* WORK TO BE COMPLETED *
Can you return, word for word, every line from the start of the material through the line that contains "bar (720, 255, 788, 515)", with that line included?

[Data items]
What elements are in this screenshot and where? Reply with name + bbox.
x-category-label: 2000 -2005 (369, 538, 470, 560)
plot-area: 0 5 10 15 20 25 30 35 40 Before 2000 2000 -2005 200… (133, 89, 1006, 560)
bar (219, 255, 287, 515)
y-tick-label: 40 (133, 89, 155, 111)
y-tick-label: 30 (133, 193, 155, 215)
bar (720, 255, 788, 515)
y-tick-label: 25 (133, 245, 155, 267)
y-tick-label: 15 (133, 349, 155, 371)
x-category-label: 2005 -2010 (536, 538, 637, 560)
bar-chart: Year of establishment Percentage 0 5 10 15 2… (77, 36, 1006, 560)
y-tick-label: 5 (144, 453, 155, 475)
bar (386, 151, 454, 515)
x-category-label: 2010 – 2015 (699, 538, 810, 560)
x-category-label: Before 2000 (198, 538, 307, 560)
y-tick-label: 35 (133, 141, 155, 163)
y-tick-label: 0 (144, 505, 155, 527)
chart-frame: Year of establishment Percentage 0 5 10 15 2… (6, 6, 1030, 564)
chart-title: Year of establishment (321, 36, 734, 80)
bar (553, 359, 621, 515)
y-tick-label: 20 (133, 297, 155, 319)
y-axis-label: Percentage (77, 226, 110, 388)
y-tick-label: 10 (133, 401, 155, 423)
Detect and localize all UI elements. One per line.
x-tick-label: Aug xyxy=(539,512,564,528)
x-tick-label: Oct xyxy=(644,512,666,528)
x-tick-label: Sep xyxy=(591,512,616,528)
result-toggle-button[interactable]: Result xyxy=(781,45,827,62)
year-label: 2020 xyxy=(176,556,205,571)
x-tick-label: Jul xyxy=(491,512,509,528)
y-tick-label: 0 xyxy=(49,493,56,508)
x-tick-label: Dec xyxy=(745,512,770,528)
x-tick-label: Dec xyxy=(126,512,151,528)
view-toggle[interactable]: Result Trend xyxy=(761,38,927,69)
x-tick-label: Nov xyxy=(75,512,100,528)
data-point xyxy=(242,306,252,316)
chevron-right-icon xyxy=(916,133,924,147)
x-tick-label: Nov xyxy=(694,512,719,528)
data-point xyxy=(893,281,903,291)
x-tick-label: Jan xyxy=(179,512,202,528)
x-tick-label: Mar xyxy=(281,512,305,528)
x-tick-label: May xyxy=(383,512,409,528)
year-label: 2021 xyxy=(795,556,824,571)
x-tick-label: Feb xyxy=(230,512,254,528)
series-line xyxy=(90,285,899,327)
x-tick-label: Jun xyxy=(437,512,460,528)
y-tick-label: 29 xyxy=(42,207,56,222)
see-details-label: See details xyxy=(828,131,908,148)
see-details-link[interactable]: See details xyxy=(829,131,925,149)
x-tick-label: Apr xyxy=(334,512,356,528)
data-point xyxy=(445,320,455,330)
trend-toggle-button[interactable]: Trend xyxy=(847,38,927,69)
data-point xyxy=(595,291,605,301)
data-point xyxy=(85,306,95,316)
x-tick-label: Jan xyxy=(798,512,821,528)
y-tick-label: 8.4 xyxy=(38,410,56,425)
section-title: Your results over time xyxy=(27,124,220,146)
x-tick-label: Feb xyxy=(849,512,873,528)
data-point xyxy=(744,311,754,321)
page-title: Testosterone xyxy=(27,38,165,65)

* THE ANSWER *
What elements are in this screenshot and where? Reply with name + bbox.
x-category-label: 2000 -2005 (369, 538, 470, 560)
plot-area: 0 5 10 15 20 25 30 35 40 Before 2000 2000 -2005 200… (133, 89, 1006, 560)
bar (219, 255, 287, 515)
y-tick-label: 40 (133, 89, 155, 111)
y-tick-label: 30 (133, 193, 155, 215)
bar (720, 255, 788, 515)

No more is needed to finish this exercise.